▶ What the task requires
The records below must be retyped exactly.

---------------

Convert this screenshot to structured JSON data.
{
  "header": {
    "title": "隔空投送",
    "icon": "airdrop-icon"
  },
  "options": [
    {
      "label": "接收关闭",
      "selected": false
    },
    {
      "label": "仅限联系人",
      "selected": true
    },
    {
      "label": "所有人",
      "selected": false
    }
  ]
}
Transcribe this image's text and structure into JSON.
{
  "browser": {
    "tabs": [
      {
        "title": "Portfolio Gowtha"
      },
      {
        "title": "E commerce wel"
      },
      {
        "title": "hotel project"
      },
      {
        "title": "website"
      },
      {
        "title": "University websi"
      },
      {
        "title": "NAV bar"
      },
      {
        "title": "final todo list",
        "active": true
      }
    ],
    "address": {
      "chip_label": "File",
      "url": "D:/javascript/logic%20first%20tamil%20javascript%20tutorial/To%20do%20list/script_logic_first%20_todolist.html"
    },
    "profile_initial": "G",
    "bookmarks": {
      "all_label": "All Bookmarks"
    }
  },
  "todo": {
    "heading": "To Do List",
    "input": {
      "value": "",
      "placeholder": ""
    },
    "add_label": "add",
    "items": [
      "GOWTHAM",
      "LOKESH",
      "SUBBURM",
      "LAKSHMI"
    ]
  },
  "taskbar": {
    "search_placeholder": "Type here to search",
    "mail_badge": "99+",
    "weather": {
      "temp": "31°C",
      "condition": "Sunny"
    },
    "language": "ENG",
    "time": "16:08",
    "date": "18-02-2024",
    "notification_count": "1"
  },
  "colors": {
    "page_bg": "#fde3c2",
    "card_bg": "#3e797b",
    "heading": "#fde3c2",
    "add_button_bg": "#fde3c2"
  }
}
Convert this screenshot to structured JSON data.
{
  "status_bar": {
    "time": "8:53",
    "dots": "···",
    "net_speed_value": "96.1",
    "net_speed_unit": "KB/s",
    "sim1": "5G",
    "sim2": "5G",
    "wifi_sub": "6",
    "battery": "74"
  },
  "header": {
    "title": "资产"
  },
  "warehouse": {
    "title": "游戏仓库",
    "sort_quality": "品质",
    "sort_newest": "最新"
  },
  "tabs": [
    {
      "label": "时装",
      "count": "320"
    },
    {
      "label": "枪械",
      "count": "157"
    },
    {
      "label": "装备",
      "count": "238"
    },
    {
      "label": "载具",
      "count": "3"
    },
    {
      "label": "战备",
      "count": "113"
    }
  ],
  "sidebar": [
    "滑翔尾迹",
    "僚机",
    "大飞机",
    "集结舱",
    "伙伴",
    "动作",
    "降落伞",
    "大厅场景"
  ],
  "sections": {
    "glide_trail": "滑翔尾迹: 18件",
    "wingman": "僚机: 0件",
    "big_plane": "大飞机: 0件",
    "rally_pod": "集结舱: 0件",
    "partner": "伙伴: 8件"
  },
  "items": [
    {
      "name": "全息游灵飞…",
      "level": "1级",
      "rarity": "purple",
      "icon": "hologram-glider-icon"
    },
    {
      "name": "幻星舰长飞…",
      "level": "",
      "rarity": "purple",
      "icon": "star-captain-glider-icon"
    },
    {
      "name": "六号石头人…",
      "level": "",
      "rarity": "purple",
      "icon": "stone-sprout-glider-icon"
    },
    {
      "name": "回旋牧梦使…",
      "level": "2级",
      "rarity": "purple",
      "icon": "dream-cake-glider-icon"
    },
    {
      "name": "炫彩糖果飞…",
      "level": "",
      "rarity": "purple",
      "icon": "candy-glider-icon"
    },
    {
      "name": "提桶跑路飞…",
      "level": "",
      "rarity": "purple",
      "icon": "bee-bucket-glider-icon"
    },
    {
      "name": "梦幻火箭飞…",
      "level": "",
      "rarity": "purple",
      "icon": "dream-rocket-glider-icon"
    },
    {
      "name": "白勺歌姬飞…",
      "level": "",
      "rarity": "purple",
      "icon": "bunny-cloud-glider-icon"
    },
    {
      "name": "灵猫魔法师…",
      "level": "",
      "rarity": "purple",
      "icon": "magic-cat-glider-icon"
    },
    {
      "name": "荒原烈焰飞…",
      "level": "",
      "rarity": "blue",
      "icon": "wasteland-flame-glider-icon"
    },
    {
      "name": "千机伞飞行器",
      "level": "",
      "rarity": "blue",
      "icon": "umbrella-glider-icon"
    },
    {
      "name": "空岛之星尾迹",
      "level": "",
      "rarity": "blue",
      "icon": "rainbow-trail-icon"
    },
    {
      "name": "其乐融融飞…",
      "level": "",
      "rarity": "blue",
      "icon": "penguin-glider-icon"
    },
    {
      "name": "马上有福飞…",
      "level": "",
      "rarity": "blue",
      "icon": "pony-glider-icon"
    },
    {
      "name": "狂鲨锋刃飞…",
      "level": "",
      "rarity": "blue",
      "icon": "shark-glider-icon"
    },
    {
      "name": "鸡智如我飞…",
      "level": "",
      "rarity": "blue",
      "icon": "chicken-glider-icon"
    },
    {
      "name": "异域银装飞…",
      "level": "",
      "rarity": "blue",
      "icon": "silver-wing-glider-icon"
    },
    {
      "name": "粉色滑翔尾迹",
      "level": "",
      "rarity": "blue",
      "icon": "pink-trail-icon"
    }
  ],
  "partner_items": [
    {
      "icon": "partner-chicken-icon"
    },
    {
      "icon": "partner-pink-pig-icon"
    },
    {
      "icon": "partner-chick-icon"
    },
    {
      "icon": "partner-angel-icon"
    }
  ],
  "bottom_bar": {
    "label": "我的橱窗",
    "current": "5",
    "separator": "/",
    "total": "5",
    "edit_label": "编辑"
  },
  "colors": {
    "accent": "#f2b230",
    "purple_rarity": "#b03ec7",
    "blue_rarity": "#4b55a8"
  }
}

---------------

▶ Exercise solution
Convert this screenshot to structured JSON data.
{
  "header": {
    "title": "隔空投送",
    "icon": "airdrop-icon"
  },
  "options": [
    {
      "label": "接收关闭",
      "selected": false
    },
    {
      "label": "仅限联系人",
      "selected": true
    },
    {
      "label": "所有人",
      "selected": false
    }
  ]
}
Transcribe this image's text and structure into JSON.
{
  "browser": {
    "tabs": [
      {
        "title": "Portfolio Gowtha"
      },
      {
        "title": "E commerce wel"
      },
      {
        "title": "hotel project"
      },
      {
        "title": "website"
      },
      {
        "title": "University websi"
      },
      {
        "title": "NAV bar"
      },
      {
        "title": "final todo list",
        "active": true
      }
    ],
    "address": {
      "chip_label": "File",
      "url": "D:/javascript/logic%20first%20tamil%20javascript%20tutorial/To%20do%20list/script_logic_first%20_todolist.html"
    },
    "profile_initial": "G",
    "bookmarks": {
      "all_label": "All Bookmarks"
    }
  },
  "todo": {
    "heading": "To Do List",
    "input": {
      "value": "",
      "placeholder": ""
    },
    "add_label": "add",
    "items": [
      "GOWTHAM",
      "LOKESH",
      "SUBBURM",
      "LAKSHMI"
    ]
  },
  "taskbar": {
    "search_placeholder": "Type here to search",
    "mail_badge": "99+",
    "weather": {
      "temp": "31°C",
      "condition": "Sunny"
    },
    "language": "ENG",
    "time": "16:08",
    "date": "18-02-2024",
    "notification_count": "1"
  },
  "colors": {
    "page_bg": "#fde3c2",
    "card_bg": "#3e797b",
    "heading": "#fde3c2",
    "add_button_bg": "#fde3c2"
  }
}
Convert this screenshot to structured JSON data.
{
  "status_bar": {
    "time": "8:53",
    "dots": "···",
    "net_speed_value": "96.1",
    "net_speed_unit": "KB/s",
    "sim1": "5G",
    "sim2": "5G",
    "wifi_sub": "6",
    "battery": "74"
  },
  "header": {
    "title": "资产"
  },
  "warehouse": {
    "title": "游戏仓库",
    "sort_quality": "品质",
    "sort_newest": "最新"
  },
  "tabs": [
    {
      "label": "时装",
      "count": "320"
    },
    {
      "label": "枪械",
      "count": "157"
    },
    {
      "label": "装备",
      "count": "238"
    },
    {
      "label": "载具",
      "count": "3"
    },
    {
      "label": "战备",
      "count": "113"
    }
  ],
  "sidebar": [
    "滑翔尾迹",
    "僚机",
    "大飞机",
    "集结舱",
    "伙伴",
    "动作",
    "降落伞",
    "大厅场景"
  ],
  "sections": {
    "glide_trail": "滑翔尾迹: 18件",
    "wingman": "僚机: 0件",
    "big_plane": "大飞机: 0件",
    "rally_pod": "集结舱: 0件",
    "partner": "伙伴: 8件"
  },
  "items": [
    {
      "name": "全息游灵飞…",
      "level": "1级",
      "rarity": "purple",
      "icon": "hologram-glider-icon"
    },
    {
      "name": "幻星舰长飞…",
      "level": "",
      "rarity": "purple",
      "icon": "star-captain-glider-icon"
    },
    {
      "name": "六号石头人…",
      "level": "",
      "rarity": "purple",
      "icon": "stone-sprout-glider-icon"
    },
    {
      "name": "回旋牧梦使…",
      "level": "2级",
      "rarity": "purple",
      "icon": "dream-cake-glider-icon"
    },
    {
      "name": "炫彩糖果飞…",
      "level": "",
      "rarity": "purple",
      "icon": "candy-glider-icon"
    },
    {
      "name": "提桶跑路飞…",
      "level": "",
      "rarity": "purple",
      "icon": "bee-bucket-glider-icon"
    },
    {
      "name": "梦幻火箭飞…",
      "level": "",
      "rarity": "purple",
      "icon": "dream-rocket-glider-icon"
    },
    {
      "name": "白勺歌姬飞…",
      "level": "",
      "rarity": "purple",
      "icon": "bunny-cloud-glider-icon"
    },
    {
      "name": "灵猫魔法师…",
      "level": "",
      "rarity": "purple",
      "icon": "magic-cat-glider-icon"
    },
    {
      "name": "荒原烈焰飞…",
      "level": "",
      "rarity": "blue",
      "icon": "wasteland-flame-glider-icon"
    },
    {
      "name": "千机伞飞行器",
      "level": "",
      "rarity": "blue",
      "icon": "umbrella-glider-icon"
    },
    {
      "name": "空岛之星尾迹",
      "level": "",
      "rarity": "blue",
      "icon": "rainbow-trail-icon"
    },
    {
      "name": "其乐融融飞…",
      "level": "",
      "rarity": "blue",
      "icon": "penguin-glider-icon"
    },
    {
      "name": "马上有福飞…",
      "level": "",
      "rarity": "blue",
      "icon": "pony-glider-icon"
    },
    {
      "name": "狂鲨锋刃飞…",
      "level": "",
      "rarity": "blue",
      "icon": "shark-glider-icon"
    },
    {
      "name": "鸡智如我飞…",
      "level": "",
      "rarity": "blue",
      "icon": "chicken-glider-icon"
    },
    {
      "name": "异域银装飞…",
      "level": "",
      "rarity": "blue",
      "icon": "silver-wing-glider-icon"
    },
    {
      "name": "粉色滑翔尾迹",
      "level": "",
      "rarity": "blue",
      "icon": "pink-trail-icon"
    }
  ],
  "partner_items": [
    {
      "icon": "partner-chicken-icon"
    },
    {
      "icon": "partner-pink-pig-icon"
    },
    {
      "icon": "partner-chick-icon"
    },
    {
      "icon": "partner-angel-icon"
    }
  ],
  "bottom_bar": {
    "label": "我的橱窗",
    "current": "5",
    "separator": "/",
    "total": "5",
    "edit_label": "编辑"
  },
  "colors": {
    "accent": "#f2b230",
    "purple_rarity": "#b03ec7",
    "blue_rarity": "#4b55a8"
  }
}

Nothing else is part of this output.